*YOUR INSTRUCTIONS*.
Write out, unchanged, the lines from the one holding "Type out the text in this image." to the close of the listing. Both the first and last lines belong in it.

Data entries

-- START --

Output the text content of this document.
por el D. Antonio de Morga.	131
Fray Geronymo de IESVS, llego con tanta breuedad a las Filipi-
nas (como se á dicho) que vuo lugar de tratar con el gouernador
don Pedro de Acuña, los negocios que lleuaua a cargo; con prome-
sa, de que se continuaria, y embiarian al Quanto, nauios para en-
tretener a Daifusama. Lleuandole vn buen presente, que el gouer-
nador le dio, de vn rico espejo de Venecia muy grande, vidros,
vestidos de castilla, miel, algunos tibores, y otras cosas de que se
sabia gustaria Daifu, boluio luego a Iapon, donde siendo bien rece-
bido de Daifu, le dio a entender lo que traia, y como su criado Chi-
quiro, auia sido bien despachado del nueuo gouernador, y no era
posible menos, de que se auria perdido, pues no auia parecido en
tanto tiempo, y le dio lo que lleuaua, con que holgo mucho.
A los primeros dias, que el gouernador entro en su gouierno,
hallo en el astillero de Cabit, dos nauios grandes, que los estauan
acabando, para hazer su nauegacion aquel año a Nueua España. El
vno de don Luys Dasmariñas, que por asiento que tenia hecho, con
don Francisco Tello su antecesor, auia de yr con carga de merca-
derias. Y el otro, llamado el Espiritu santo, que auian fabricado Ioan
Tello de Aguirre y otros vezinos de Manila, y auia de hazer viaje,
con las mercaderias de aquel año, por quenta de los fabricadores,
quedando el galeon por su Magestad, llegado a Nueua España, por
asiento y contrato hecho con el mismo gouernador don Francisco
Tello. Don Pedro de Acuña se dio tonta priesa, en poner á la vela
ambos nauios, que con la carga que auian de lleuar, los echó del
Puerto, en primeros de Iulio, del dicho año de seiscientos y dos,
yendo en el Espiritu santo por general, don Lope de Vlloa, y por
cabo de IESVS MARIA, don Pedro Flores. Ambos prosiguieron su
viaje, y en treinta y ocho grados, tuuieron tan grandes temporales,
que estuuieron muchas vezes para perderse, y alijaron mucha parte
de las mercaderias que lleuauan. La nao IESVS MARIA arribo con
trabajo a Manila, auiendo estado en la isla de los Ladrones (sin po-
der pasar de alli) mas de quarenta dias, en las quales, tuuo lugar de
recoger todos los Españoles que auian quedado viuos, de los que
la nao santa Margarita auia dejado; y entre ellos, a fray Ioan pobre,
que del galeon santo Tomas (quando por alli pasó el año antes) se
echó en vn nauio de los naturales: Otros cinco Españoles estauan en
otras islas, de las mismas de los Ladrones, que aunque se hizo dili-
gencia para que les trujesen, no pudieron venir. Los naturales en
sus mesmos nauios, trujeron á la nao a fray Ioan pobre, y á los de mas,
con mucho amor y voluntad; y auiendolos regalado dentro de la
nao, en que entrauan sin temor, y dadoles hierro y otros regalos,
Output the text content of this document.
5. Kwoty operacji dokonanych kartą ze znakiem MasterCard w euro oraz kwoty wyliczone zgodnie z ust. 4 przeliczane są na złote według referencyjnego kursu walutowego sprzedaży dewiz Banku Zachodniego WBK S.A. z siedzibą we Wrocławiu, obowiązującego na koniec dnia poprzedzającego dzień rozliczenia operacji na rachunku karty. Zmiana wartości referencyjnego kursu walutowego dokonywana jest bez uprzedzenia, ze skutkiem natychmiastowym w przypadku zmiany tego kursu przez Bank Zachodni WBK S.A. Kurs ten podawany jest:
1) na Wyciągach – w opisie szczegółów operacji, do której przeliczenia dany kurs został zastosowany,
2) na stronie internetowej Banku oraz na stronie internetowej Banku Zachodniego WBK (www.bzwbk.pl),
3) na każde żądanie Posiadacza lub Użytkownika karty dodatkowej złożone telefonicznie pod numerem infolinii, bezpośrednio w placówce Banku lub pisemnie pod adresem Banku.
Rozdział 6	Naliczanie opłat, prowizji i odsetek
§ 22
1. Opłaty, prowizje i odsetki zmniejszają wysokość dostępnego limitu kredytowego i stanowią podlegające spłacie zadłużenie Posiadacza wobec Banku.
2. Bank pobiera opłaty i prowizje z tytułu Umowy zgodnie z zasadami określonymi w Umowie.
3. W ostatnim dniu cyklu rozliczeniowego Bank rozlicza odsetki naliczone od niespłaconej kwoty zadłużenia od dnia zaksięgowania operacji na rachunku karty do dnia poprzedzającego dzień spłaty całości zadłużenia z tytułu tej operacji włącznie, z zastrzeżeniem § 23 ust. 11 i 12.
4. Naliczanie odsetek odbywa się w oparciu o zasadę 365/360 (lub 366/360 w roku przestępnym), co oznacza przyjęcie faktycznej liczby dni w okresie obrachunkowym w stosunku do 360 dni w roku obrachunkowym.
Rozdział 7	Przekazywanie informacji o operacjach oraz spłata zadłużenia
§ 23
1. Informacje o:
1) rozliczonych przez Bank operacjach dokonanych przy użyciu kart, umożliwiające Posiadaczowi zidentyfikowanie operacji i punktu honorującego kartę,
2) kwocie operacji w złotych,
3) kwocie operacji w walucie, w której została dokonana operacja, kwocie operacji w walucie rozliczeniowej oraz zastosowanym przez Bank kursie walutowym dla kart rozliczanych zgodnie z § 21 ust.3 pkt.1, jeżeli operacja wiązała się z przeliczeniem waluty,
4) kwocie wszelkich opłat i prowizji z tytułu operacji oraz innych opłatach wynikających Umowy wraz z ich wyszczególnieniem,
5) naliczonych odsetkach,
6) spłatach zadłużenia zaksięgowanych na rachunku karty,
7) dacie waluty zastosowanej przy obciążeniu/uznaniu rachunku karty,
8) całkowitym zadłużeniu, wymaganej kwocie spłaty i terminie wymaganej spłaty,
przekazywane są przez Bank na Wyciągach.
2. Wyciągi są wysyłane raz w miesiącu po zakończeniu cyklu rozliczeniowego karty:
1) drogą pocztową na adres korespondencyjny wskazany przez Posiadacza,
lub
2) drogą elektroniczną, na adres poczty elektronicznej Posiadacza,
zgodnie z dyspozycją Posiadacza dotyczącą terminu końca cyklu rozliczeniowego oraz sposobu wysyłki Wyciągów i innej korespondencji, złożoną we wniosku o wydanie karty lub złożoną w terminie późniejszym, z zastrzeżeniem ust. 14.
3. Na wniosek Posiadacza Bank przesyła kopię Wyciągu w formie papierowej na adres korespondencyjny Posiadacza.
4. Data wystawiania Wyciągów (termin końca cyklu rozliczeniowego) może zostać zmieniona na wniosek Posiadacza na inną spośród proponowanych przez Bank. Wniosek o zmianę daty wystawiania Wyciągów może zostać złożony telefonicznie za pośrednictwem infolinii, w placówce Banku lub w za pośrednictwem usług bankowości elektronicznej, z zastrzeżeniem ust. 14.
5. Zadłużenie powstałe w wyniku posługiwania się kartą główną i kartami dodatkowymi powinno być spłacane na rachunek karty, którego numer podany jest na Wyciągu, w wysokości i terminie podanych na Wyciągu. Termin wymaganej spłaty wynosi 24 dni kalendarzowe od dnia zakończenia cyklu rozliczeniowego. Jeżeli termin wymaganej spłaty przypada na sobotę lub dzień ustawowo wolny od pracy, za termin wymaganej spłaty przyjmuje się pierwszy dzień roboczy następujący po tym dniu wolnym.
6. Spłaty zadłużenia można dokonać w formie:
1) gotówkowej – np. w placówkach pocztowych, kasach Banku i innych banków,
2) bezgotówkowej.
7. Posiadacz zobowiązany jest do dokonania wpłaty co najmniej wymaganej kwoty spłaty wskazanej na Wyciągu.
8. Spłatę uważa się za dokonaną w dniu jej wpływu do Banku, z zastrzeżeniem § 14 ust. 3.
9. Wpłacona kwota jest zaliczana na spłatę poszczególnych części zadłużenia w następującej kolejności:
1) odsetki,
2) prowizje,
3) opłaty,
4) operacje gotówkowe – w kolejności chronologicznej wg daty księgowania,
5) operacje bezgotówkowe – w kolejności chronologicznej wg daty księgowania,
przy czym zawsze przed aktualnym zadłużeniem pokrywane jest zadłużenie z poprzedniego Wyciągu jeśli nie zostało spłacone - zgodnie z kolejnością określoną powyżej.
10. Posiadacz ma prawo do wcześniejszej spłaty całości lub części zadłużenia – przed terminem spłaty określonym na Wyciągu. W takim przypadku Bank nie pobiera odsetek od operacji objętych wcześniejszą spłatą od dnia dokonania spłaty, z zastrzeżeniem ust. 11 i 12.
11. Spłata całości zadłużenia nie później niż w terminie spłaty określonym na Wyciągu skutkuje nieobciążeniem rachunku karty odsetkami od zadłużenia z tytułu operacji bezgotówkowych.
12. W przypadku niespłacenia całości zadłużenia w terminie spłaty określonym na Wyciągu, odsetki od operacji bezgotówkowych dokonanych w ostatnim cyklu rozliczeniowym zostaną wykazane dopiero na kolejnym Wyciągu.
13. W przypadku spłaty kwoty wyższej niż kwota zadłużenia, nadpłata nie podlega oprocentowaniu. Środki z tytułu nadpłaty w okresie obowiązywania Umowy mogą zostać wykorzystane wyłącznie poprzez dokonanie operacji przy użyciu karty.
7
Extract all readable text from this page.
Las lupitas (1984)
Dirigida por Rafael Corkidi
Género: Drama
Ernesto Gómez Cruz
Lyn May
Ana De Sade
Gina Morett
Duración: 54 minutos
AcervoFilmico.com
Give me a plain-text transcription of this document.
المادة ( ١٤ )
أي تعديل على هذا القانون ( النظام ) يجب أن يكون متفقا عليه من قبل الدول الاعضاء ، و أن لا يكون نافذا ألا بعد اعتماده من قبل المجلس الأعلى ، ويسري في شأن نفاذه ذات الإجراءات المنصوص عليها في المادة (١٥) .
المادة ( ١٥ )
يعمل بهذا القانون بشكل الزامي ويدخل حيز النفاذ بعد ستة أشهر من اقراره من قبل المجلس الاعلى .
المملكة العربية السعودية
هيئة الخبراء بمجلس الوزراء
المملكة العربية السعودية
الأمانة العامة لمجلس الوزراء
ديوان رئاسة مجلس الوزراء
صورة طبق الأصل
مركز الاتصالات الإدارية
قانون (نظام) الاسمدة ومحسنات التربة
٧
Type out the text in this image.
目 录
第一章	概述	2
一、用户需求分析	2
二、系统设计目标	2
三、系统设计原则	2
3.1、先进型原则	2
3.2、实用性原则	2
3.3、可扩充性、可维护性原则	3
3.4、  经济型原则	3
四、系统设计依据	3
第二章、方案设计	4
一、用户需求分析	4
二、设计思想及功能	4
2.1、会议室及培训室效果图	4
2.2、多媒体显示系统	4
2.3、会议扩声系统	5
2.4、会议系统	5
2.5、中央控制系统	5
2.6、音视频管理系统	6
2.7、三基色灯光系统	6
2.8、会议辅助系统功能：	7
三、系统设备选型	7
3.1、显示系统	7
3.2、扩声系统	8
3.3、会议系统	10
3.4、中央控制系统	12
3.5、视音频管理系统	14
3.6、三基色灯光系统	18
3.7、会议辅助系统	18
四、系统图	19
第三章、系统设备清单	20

-- END --

*RESULT OF THE TASK*.
Type out the text in this image.
目 录
第一章	概述	2
一、用户需求分析	2
二、系统设计目标	2
三、系统设计原则	2
3.1、先进型原则	2
3.2、实用性原则	2
3.3、可扩充性、可维护性原则	3
3.4、  经济型原则	3
四、系统设计依据	3
第二章、方案设计	4
一、用户需求分析	4
二、设计思想及功能	4
2.1、会议室及培训室效果图	4
2.2、多媒体显示系统	4
2.3、会议扩声系统	5
2.4、会议系统	5
2.5、中央控制系统	5
2.6、音视频管理系统	6
2.7、三基色灯光系统	6
2.8、会议辅助系统功能：	7
三、系统设备选型	7
3.1、显示系统	7
3.2、扩声系统	8
3.3、会议系统	10
3.4、中央控制系统	12
3.5、视音频管理系统	14
3.6、三基色灯光系统	18
3.7、会议辅助系统	18
四、系统图	19
第三章、系统设备清单	20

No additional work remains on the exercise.